_Rows:_
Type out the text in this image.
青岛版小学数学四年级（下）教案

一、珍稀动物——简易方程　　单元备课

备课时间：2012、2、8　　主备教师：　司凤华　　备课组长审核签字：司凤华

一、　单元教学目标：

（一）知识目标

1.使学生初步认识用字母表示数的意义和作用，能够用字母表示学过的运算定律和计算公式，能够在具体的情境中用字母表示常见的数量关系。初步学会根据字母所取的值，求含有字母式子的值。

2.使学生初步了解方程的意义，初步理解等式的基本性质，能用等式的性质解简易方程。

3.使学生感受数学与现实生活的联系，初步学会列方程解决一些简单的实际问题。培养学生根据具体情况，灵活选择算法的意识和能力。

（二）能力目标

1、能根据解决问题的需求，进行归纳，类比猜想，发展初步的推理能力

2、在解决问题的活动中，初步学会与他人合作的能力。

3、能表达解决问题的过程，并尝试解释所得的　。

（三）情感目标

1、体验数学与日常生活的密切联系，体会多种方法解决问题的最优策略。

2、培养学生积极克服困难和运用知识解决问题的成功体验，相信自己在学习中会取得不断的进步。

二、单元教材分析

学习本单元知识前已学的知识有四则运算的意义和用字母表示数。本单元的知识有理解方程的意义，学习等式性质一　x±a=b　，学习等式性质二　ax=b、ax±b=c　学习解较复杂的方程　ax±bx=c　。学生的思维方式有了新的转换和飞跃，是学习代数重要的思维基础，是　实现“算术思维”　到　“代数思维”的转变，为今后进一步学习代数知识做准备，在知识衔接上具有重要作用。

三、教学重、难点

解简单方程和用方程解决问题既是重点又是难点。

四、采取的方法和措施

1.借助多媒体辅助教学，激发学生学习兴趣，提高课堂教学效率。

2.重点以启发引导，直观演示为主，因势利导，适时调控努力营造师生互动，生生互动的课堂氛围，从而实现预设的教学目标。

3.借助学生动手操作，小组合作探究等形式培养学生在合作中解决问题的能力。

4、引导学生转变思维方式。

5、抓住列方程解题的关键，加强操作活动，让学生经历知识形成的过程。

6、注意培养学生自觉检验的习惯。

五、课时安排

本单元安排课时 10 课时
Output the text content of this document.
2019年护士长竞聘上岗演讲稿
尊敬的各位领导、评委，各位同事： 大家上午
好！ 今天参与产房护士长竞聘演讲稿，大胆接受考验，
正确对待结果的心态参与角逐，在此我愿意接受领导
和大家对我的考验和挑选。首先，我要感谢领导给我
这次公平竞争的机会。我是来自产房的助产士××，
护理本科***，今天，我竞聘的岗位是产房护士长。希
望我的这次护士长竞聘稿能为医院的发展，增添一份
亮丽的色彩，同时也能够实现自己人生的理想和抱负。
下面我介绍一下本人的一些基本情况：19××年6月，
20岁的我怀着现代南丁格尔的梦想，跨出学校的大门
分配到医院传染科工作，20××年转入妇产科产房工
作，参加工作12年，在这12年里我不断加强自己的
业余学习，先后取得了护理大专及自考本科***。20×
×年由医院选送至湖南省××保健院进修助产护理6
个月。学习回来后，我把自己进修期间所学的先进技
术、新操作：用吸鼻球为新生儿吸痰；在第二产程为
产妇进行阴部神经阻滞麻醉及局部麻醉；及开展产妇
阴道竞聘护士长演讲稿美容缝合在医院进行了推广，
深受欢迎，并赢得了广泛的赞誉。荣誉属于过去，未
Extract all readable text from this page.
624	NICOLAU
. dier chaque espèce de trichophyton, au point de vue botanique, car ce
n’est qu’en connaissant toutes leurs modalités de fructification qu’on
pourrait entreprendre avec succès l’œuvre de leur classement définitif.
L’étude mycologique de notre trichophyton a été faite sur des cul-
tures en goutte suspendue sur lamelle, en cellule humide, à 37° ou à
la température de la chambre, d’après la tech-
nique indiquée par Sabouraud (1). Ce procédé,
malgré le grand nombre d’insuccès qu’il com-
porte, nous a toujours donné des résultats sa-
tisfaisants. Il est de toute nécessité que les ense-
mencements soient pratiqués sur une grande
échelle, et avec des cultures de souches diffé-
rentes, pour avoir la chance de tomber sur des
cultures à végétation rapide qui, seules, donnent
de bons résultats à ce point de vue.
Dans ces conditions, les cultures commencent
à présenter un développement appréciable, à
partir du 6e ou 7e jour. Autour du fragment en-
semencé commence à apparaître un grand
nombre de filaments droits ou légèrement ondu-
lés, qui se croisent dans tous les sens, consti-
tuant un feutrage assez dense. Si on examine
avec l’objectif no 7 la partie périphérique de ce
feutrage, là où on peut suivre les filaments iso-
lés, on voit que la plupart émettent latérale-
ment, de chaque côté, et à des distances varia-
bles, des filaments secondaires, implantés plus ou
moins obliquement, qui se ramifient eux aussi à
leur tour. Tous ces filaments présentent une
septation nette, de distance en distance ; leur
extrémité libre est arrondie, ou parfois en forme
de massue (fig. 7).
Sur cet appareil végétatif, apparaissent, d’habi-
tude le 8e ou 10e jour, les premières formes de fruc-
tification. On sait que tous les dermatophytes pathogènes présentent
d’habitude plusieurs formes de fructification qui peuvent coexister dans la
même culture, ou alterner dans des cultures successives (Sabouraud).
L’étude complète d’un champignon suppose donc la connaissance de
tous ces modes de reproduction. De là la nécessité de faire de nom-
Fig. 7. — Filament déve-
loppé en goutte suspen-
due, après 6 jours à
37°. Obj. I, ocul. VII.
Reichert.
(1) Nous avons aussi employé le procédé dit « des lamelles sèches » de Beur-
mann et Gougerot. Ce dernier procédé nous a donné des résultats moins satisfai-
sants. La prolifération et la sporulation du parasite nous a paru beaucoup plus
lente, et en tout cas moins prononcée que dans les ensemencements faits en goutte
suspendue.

_Objective:_
Repeat the records above in full, character for character.

_Solution for this problem:_
Type out the text in this image.
青岛版小学数学四年级（下）教案

一、珍稀动物——简易方程　　单元备课

备课时间：2012、2、8　　主备教师：　司凤华　　备课组长审核签字：司凤华

一、　单元教学目标：

（一）知识目标

1.使学生初步认识用字母表示数的意义和作用，能够用字母表示学过的运算定律和计算公式，能够在具体的情境中用字母表示常见的数量关系。初步学会根据字母所取的值，求含有字母式子的值。

2.使学生初步了解方程的意义，初步理解等式的基本性质，能用等式的性质解简易方程。

3.使学生感受数学与现实生活的联系，初步学会列方程解决一些简单的实际问题。培养学生根据具体情况，灵活选择算法的意识和能力。

（二）能力目标

1、能根据解决问题的需求，进行归纳，类比猜想，发展初步的推理能力

2、在解决问题的活动中，初步学会与他人合作的能力。

3、能表达解决问题的过程，并尝试解释所得的　。

（三）情感目标

1、体验数学与日常生活的密切联系，体会多种方法解决问题的最优策略。

2、培养学生积极克服困难和运用知识解决问题的成功体验，相信自己在学习中会取得不断的进步。

二、单元教材分析

学习本单元知识前已学的知识有四则运算的意义和用字母表示数。本单元的知识有理解方程的意义，学习等式性质一　x±a=b　，学习等式性质二　ax=b、ax±b=c　学习解较复杂的方程　ax±bx=c　。学生的思维方式有了新的转换和飞跃，是学习代数重要的思维基础，是　实现“算术思维”　到　“代数思维”的转变，为今后进一步学习代数知识做准备，在知识衔接上具有重要作用。

三、教学重、难点

解简单方程和用方程解决问题既是重点又是难点。

四、采取的方法和措施

1.借助多媒体辅助教学，激发学生学习兴趣，提高课堂教学效率。

2.重点以启发引导，直观演示为主，因势利导，适时调控努力营造师生互动，生生互动的课堂氛围，从而实现预设的教学目标。

3.借助学生动手操作，小组合作探究等形式培养学生在合作中解决问题的能力。

4、引导学生转变思维方式。

5、抓住列方程解题的关键，加强操作活动，让学生经历知识形成的过程。

6、注意培养学生自觉检验的习惯。

五、课时安排

本单元安排课时 10 课时
Output the text content of this document.
2019年护士长竞聘上岗演讲稿
尊敬的各位领导、评委，各位同事： 大家上午
好！ 今天参与产房护士长竞聘演讲稿，大胆接受考验，
正确对待结果的心态参与角逐，在此我愿意接受领导
和大家对我的考验和挑选。首先，我要感谢领导给我
这次公平竞争的机会。我是来自产房的助产士××，
护理本科***，今天，我竞聘的岗位是产房护士长。希
望我的这次护士长竞聘稿能为医院的发展，增添一份
亮丽的色彩，同时也能够实现自己人生的理想和抱负。
下面我介绍一下本人的一些基本情况：19××年6月，
20岁的我怀着现代南丁格尔的梦想，跨出学校的大门
分配到医院传染科工作，20××年转入妇产科产房工
作，参加工作12年，在这12年里我不断加强自己的
业余学习，先后取得了护理大专及自考本科***。20×
×年由医院选送至湖南省××保健院进修助产护理6
个月。学习回来后，我把自己进修期间所学的先进技
术、新操作：用吸鼻球为新生儿吸痰；在第二产程为
产妇进行阴部神经阻滞麻醉及局部麻醉；及开展产妇
阴道竞聘护士长演讲稿美容缝合在医院进行了推广，
深受欢迎，并赢得了广泛的赞誉。荣誉属于过去，未
Extract all readable text from this page.
624	NICOLAU
. dier chaque espèce de trichophyton, au point de vue botanique, car ce
n’est qu’en connaissant toutes leurs modalités de fructification qu’on
pourrait entreprendre avec succès l’œuvre de leur classement définitif.
L’étude mycologique de notre trichophyton a été faite sur des cul-
tures en goutte suspendue sur lamelle, en cellule humide, à 37° ou à
la température de la chambre, d’après la tech-
nique indiquée par Sabouraud (1). Ce procédé,
malgré le grand nombre d’insuccès qu’il com-
porte, nous a toujours donné des résultats sa-
tisfaisants. Il est de toute nécessité que les ense-
mencements soient pratiqués sur une grande
échelle, et avec des cultures de souches diffé-
rentes, pour avoir la chance de tomber sur des
cultures à végétation rapide qui, seules, donnent
de bons résultats à ce point de vue.
Dans ces conditions, les cultures commencent
à présenter un développement appréciable, à
partir du 6e ou 7e jour. Autour du fragment en-
semencé commence à apparaître un grand
nombre de filaments droits ou légèrement ondu-
lés, qui se croisent dans tous les sens, consti-
tuant un feutrage assez dense. Si on examine
avec l’objectif no 7 la partie périphérique de ce
feutrage, là où on peut suivre les filaments iso-
lés, on voit que la plupart émettent latérale-
ment, de chaque côté, et à des distances varia-
bles, des filaments secondaires, implantés plus ou
moins obliquement, qui se ramifient eux aussi à
leur tour. Tous ces filaments présentent une
septation nette, de distance en distance ; leur
extrémité libre est arrondie, ou parfois en forme
de massue (fig. 7).
Sur cet appareil végétatif, apparaissent, d’habi-
tude le 8e ou 10e jour, les premières formes de fruc-
tification. On sait que tous les dermatophytes pathogènes présentent
d’habitude plusieurs formes de fructification qui peuvent coexister dans la
même culture, ou alterner dans des cultures successives (Sabouraud).
L’étude complète d’un champignon suppose donc la connaissance de
tous ces modes de reproduction. De là la nécessité de faire de nom-
Fig. 7. — Filament déve-
loppé en goutte suspen-
due, après 6 jours à
37°. Obj. I, ocul. VII.
Reichert.
(1) Nous avons aussi employé le procédé dit « des lamelles sèches » de Beur-
mann et Gougerot. Ce dernier procédé nous a donné des résultats moins satisfai-
sants. La prolifération et la sporulation du parasite nous a paru beaucoup plus
lente, et en tout cas moins prononcée que dans les ensemencements faits en goutte
suspendue.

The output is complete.